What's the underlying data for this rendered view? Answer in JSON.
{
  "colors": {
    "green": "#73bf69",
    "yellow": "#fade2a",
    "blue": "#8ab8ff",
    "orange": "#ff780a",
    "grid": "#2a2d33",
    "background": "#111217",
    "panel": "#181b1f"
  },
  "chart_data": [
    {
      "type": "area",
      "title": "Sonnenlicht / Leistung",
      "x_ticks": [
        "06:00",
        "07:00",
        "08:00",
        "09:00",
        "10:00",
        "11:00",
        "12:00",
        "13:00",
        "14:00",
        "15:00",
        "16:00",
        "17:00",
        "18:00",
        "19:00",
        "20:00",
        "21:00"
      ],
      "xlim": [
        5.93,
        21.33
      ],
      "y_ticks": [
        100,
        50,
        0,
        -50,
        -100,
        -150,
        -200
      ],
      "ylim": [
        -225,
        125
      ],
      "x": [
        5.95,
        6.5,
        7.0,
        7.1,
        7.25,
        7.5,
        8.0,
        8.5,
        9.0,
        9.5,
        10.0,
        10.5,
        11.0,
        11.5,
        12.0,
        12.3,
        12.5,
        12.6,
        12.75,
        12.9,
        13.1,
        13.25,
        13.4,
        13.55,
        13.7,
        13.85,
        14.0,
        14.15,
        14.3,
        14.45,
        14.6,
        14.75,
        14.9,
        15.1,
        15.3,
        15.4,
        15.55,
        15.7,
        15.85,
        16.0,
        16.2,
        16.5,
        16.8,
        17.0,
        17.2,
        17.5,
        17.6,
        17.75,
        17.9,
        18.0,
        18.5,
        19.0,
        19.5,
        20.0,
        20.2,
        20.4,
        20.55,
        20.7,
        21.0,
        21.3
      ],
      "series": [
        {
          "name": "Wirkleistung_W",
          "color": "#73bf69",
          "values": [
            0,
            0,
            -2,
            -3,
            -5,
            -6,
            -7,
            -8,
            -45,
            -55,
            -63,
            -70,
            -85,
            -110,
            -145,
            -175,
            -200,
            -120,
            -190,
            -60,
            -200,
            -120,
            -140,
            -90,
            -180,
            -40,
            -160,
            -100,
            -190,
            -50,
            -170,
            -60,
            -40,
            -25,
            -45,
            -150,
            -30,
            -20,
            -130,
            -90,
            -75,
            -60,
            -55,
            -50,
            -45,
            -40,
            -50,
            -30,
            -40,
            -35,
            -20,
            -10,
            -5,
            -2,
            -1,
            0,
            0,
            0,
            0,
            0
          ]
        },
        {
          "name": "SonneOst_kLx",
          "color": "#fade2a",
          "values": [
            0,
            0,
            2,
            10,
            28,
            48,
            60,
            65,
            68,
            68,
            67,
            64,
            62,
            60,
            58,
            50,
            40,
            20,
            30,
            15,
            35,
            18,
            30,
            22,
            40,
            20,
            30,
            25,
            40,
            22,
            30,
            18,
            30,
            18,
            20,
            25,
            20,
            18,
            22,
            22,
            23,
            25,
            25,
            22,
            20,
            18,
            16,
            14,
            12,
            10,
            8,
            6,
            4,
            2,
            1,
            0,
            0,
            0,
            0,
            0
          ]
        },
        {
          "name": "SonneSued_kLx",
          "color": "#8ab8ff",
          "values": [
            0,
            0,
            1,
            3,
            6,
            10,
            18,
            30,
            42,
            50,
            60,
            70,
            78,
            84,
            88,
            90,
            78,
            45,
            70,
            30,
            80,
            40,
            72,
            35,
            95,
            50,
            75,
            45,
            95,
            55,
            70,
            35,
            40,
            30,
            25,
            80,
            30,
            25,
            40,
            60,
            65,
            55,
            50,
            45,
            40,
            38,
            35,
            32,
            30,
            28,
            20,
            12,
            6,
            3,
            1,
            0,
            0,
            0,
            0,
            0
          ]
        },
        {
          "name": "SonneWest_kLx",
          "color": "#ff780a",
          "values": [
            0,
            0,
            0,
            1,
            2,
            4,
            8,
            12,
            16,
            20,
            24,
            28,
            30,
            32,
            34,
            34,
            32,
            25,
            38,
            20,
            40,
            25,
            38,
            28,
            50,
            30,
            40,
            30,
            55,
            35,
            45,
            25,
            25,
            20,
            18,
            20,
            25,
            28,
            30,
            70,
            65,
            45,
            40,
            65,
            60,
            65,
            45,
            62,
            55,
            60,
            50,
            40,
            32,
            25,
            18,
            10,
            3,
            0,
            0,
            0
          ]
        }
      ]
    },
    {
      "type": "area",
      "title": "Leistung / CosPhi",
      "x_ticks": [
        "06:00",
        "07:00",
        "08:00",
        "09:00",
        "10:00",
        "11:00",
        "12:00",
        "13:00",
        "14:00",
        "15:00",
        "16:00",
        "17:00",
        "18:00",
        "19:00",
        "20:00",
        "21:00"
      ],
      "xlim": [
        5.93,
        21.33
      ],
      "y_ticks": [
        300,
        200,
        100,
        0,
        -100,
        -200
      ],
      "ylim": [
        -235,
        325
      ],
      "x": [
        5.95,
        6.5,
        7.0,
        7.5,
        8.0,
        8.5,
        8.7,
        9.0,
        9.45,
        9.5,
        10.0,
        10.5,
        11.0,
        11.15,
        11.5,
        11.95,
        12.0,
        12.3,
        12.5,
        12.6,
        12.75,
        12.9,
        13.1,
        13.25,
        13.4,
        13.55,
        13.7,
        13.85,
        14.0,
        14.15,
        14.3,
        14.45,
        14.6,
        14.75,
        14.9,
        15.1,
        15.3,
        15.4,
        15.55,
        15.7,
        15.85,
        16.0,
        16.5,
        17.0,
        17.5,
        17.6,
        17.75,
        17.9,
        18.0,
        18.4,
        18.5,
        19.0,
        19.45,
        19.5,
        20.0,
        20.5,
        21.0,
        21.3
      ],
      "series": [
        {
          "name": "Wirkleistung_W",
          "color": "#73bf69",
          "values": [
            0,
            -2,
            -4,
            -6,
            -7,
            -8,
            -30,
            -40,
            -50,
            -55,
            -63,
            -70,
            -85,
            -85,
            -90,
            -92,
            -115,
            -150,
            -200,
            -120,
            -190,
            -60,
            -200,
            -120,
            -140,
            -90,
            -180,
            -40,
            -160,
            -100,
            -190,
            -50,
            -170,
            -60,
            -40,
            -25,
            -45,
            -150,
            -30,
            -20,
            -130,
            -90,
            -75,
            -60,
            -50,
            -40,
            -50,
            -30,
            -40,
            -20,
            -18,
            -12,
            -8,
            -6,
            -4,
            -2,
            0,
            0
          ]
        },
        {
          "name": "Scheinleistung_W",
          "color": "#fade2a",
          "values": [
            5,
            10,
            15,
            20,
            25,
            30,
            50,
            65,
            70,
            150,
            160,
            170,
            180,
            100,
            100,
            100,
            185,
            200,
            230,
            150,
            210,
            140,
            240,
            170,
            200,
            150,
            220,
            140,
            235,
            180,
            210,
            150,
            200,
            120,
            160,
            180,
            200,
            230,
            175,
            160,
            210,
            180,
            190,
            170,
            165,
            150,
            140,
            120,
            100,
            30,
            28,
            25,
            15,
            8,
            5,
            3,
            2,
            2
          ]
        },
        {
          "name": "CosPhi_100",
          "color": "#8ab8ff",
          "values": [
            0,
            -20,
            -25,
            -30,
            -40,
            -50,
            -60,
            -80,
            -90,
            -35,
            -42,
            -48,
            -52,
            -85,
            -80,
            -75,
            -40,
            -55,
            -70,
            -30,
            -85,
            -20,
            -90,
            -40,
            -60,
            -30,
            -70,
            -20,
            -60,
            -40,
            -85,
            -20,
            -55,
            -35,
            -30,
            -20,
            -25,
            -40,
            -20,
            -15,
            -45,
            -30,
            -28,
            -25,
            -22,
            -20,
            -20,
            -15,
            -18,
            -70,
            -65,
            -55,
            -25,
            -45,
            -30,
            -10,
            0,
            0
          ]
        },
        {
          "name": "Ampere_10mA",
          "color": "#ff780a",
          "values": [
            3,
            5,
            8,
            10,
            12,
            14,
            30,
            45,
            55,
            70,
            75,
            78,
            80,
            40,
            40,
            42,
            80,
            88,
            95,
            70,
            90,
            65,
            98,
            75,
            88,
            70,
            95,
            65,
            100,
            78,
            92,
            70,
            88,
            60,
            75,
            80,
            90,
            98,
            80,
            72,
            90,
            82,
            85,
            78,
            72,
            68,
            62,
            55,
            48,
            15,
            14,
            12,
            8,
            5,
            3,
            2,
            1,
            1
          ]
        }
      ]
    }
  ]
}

*-*-*

* **EXERCISE**
Pull every line holding "name" out of the records.

* **FULL SOLUTION**
          "name": "Wirkleistung_W",
          "name": "SonneOst_kLx",
          "name": "SonneSued_kLx",
          "name": "SonneWest_kLx",
          "name": "Wirkleistung_W",
          "name": "Scheinleistung_W",
          "name": "CosPhi_100",
          "name": "Ampere_10mA",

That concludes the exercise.